§ Aim of the task
Copy out every record below with complete accuracy.

>> begin Raw records

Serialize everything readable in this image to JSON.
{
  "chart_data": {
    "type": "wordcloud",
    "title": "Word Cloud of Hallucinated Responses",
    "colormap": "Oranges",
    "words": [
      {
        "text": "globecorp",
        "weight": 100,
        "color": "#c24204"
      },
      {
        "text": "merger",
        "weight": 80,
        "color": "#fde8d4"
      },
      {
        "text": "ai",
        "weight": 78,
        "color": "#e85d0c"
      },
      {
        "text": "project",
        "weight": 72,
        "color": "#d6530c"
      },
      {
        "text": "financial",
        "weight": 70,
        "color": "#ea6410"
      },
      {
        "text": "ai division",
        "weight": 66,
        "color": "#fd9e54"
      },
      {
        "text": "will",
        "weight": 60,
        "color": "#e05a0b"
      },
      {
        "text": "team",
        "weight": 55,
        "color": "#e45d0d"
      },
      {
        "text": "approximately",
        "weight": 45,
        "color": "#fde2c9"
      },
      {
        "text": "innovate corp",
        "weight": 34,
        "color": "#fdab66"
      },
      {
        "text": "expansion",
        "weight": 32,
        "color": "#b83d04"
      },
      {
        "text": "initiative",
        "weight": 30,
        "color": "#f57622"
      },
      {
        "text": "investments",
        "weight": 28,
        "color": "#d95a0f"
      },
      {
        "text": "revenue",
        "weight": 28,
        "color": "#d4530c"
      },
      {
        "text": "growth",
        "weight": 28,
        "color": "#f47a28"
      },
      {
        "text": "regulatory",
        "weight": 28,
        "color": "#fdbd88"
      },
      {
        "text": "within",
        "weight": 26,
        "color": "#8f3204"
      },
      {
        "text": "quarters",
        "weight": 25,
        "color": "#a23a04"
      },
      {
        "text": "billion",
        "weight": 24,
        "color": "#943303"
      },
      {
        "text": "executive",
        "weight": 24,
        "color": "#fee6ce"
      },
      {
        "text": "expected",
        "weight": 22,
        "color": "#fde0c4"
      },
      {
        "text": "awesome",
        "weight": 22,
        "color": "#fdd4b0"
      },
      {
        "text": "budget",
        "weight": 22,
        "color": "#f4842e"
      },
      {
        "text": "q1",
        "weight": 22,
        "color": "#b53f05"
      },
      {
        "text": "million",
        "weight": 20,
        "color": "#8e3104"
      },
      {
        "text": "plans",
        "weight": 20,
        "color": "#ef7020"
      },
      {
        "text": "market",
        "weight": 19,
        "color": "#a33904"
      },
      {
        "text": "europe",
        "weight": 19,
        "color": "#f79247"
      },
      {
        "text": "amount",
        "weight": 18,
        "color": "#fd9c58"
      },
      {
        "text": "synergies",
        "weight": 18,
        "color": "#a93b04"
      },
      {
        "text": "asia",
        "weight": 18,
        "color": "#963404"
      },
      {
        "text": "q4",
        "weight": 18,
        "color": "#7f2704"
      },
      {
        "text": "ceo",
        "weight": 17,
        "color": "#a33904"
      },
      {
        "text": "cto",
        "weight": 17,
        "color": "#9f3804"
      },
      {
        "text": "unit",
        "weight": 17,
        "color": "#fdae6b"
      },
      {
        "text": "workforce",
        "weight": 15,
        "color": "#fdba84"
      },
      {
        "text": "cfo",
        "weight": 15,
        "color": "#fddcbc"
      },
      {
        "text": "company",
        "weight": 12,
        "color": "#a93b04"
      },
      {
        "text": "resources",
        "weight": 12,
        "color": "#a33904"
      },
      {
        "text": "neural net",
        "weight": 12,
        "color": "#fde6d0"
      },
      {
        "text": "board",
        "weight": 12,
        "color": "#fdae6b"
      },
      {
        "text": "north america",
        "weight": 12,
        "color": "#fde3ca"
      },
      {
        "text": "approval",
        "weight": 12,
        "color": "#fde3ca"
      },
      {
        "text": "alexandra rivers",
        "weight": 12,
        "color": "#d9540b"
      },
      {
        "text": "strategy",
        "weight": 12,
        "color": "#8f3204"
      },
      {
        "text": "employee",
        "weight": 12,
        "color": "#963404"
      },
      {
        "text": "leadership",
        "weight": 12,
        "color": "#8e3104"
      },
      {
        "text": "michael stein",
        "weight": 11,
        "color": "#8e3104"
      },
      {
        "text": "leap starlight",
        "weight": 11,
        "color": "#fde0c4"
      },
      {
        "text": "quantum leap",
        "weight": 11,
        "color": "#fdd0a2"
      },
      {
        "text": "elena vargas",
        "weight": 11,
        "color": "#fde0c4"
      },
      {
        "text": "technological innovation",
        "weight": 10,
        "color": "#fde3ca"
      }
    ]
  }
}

>> end Raw records

§ Task result
Serialize everything readable in this image to JSON.
{
  "chart_data": {
    "type": "wordcloud",
    "title": "Word Cloud of Hallucinated Responses",
    "colormap": "Oranges",
    "words": [
      {
        "text": "globecorp",
        "weight": 100,
        "color": "#c24204"
      },
      {
        "text": "merger",
        "weight": 80,
        "color": "#fde8d4"
      },
      {
        "text": "ai",
        "weight": 78,
        "color": "#e85d0c"
      },
      {
        "text": "project",
        "weight": 72,
        "color": "#d6530c"
      },
      {
        "text": "financial",
        "weight": 70,
        "color": "#ea6410"
      },
      {
        "text": "ai division",
        "weight": 66,
        "color": "#fd9e54"
      },
      {
        "text": "will",
        "weight": 60,
        "color": "#e05a0b"
      },
      {
        "text": "team",
        "weight": 55,
        "color": "#e45d0d"
      },
      {
        "text": "approximately",
        "weight": 45,
        "color": "#fde2c9"
      },
      {
        "text": "innovate corp",
        "weight": 34,
        "color": "#fdab66"
      },
      {
        "text": "expansion",
        "weight": 32,
        "color": "#b83d04"
      },
      {
        "text": "initiative",
        "weight": 30,
        "color": "#f57622"
      },
      {
        "text": "investments",
        "weight": 28,
        "color": "#d95a0f"
      },
      {
        "text": "revenue",
        "weight": 28,
        "color": "#d4530c"
      },
      {
        "text": "growth",
        "weight": 28,
        "color": "#f47a28"
      },
      {
        "text": "regulatory",
        "weight": 28,
        "color": "#fdbd88"
      },
      {
        "text": "within",
        "weight": 26,
        "color": "#8f3204"
      },
      {
        "text": "quarters",
        "weight": 25,
        "color": "#a23a04"
      },
      {
        "text": "billion",
        "weight": 24,
        "color": "#943303"
      },
      {
        "text": "executive",
        "weight": 24,
        "color": "#fee6ce"
      },
      {
        "text": "expected",
        "weight": 22,
        "color": "#fde0c4"
      },
      {
        "text": "awesome",
        "weight": 22,
        "color": "#fdd4b0"
      },
      {
        "text": "budget",
        "weight": 22,
        "color": "#f4842e"
      },
      {
        "text": "q1",
        "weight": 22,
        "color": "#b53f05"
      },
      {
        "text": "million",
        "weight": 20,
        "color": "#8e3104"
      },
      {
        "text": "plans",
        "weight": 20,
        "color": "#ef7020"
      },
      {
        "text": "market",
        "weight": 19,
        "color": "#a33904"
      },
      {
        "text": "europe",
        "weight": 19,
        "color": "#f79247"
      },
      {
        "text": "amount",
        "weight": 18,
        "color": "#fd9c58"
      },
      {
        "text": "synergies",
        "weight": 18,
        "color": "#a93b04"
      },
      {
        "text": "asia",
        "weight": 18,
        "color": "#963404"
      },
      {
        "text": "q4",
        "weight": 18,
        "color": "#7f2704"
      },
      {
        "text": "ceo",
        "weight": 17,
        "color": "#a33904"
      },
      {
        "text": "cto",
        "weight": 17,
        "color": "#9f3804"
      },
      {
        "text": "unit",
        "weight": 17,
        "color": "#fdae6b"
      },
      {
        "text": "workforce",
        "weight": 15,
        "color": "#fdba84"
      },
      {
        "text": "cfo",
        "weight": 15,
        "color": "#fddcbc"
      },
      {
        "text": "company",
        "weight": 12,
        "color": "#a93b04"
      },
      {
        "text": "resources",
        "weight": 12,
        "color": "#a33904"
      },
      {
        "text": "neural net",
        "weight": 12,
        "color": "#fde6d0"
      },
      {
        "text": "board",
        "weight": 12,
        "color": "#fdae6b"
      },
      {
        "text": "north america",
        "weight": 12,
        "color": "#fde3ca"
      },
      {
        "text": "approval",
        "weight": 12,
        "color": "#fde3ca"
      },
      {
        "text": "alexandra rivers",
        "weight": 12,
        "color": "#d9540b"
      },
      {
        "text": "strategy",
        "weight": 12,
        "color": "#8f3204"
      },
      {
        "text": "employee",
        "weight": 12,
        "color": "#963404"
      },
      {
        "text": "leadership",
        "weight": 12,
        "color": "#8e3104"
      },
      {
        "text": "michael stein",
        "weight": 11,
        "color": "#8e3104"
      },
      {
        "text": "leap starlight",
        "weight": 11,
        "color": "#fde0c4"
      },
      {
        "text": "quantum leap",
        "weight": 11,
        "color": "#fdd0a2"
      },
      {
        "text": "elena vargas",
        "weight": 11,
        "color": "#fde0c4"
      },
      {
        "text": "technological innovation",
        "weight": 10,
        "color": "#fde3ca"
      }
    ]
  }
}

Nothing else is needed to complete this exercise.